* Your objective
In the material below, find each line holding the string "text" and copy it.
*** Exercise data
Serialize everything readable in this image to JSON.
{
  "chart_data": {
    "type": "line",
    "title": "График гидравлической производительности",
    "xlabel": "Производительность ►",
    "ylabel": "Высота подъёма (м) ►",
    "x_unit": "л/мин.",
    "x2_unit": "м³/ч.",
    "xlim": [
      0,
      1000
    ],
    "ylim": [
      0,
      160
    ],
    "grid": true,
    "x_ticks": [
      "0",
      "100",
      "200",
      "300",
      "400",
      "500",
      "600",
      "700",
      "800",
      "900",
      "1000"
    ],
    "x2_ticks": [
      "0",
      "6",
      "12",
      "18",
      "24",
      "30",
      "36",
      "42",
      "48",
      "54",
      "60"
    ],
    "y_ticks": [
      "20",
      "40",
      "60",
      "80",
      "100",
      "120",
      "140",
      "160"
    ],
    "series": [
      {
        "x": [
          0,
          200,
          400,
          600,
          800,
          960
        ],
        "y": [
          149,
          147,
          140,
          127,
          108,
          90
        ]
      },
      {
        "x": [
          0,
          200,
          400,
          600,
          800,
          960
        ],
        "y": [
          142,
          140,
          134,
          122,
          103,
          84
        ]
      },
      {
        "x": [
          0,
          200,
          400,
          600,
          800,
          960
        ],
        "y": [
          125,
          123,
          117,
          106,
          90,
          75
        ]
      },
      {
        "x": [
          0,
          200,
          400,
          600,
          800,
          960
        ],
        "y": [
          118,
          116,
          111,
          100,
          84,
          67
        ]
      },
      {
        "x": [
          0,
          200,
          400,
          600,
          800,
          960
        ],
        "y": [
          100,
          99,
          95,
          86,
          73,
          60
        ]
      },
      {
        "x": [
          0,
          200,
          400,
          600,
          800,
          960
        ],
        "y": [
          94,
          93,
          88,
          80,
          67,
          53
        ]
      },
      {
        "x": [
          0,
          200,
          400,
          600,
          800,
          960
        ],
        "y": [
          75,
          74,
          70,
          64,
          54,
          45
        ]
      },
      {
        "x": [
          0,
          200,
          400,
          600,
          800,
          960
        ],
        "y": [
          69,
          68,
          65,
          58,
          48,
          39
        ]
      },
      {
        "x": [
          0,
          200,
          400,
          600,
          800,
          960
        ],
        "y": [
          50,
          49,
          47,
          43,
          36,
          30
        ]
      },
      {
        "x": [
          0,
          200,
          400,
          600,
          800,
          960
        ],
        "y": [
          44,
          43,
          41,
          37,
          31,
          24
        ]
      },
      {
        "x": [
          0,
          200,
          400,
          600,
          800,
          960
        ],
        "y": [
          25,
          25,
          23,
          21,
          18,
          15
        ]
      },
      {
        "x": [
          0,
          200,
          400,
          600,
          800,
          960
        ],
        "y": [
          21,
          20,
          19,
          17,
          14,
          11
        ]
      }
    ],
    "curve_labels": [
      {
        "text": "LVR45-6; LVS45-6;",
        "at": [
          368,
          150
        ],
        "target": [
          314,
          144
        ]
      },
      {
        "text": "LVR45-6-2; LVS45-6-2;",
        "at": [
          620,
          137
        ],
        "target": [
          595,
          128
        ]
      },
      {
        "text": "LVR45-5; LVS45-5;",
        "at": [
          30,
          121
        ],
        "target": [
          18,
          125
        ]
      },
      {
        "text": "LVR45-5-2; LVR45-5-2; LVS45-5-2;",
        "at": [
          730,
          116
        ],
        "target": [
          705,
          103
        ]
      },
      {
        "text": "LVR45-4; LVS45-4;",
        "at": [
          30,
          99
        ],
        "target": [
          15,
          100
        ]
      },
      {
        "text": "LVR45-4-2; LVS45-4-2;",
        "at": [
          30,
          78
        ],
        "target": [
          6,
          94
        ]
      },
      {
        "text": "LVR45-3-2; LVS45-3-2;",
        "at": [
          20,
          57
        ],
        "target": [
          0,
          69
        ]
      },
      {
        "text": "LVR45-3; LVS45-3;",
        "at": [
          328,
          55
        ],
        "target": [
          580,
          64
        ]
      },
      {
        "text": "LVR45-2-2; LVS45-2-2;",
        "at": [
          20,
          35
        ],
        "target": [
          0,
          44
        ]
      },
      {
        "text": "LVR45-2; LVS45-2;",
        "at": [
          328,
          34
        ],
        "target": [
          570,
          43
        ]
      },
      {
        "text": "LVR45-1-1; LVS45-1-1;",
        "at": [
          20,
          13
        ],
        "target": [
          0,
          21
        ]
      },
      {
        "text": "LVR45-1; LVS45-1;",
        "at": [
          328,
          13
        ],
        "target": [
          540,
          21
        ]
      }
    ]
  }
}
******
* Solution to this exercise
        "text": "LVR45-6; LVS45-6;",
        "text": "LVR45-6-2; LVS45-6-2;",
        "text": "LVR45-5; LVS45-5;",
        "text": "LVR45-5-2; LVR45-5-2; LVS45-5-2;",
        "text": "LVR45-4; LVS45-4;",
        "text": "LVR45-4-2; LVS45-4-2;",
        "text": "LVR45-3-2; LVS45-3-2;",
        "text": "LVR45-3; LVS45-3;",
        "text": "LVR45-2-2; LVS45-2-2;",
        "text": "LVR45-2; LVS45-2;",
        "text": "LVR45-1-1; LVS45-1-1;",
        "text": "LVR45-1; LVS45-1;",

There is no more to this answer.